======== GIVEN RECORDS

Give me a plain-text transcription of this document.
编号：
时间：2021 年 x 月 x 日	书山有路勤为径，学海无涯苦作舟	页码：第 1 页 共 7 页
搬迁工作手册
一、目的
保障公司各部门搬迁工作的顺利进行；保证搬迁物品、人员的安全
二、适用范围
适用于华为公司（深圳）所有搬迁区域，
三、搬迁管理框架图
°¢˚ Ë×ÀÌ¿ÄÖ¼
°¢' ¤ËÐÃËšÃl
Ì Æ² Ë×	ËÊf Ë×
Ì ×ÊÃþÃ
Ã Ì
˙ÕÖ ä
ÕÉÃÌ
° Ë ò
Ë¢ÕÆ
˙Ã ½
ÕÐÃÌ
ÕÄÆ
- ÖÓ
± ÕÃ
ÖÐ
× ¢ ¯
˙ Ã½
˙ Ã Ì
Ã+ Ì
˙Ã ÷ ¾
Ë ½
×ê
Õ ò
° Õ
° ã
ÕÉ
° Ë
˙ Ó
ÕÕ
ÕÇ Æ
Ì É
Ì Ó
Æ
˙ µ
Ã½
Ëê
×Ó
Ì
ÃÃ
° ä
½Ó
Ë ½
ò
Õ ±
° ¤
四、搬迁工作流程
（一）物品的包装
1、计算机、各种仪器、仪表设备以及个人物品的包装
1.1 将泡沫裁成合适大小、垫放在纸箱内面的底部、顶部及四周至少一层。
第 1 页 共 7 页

================

- _INSTRUCTION_
Give an exact copy of all the data shown above.

- _ANSWER BELOW_
Give me a plain-text transcription of this document.
编号：
时间：2021 年 x 月 x 日	书山有路勤为径，学海无涯苦作舟	页码：第 1 页 共 7 页
搬迁工作手册
一、目的
保障公司各部门搬迁工作的顺利进行；保证搬迁物品、人员的安全
二、适用范围
适用于华为公司（深圳）所有搬迁区域，
三、搬迁管理框架图
°¢˚ Ë×ÀÌ¿ÄÖ¼
°¢' ¤ËÐÃËšÃl
Ì Æ² Ë×	ËÊf Ë×
Ì ×ÊÃþÃ
Ã Ì
˙ÕÖ ä
ÕÉÃÌ
° Ë ò
Ë¢ÕÆ
˙Ã ½
ÕÐÃÌ
ÕÄÆ
- ÖÓ
± ÕÃ
ÖÐ
× ¢ ¯
˙ Ã½
˙ Ã Ì
Ã+ Ì
˙Ã ÷ ¾
Ë ½
×ê
Õ ò
° Õ
° ã
ÕÉ
° Ë
˙ Ó
ÕÕ
ÕÇ Æ
Ì É
Ì Ó
Æ
˙ µ
Ã½
Ëê
×Ó
Ì
ÃÃ
° ä
½Ó
Ë ½
ò
Õ ±
° ¤
四、搬迁工作流程
（一）物品的包装
1、计算机、各种仪器、仪表设备以及个人物品的包装
1.1 将泡沫裁成合适大小、垫放在纸箱内面的底部、顶部及四周至少一层。
第 1 页 共 7 页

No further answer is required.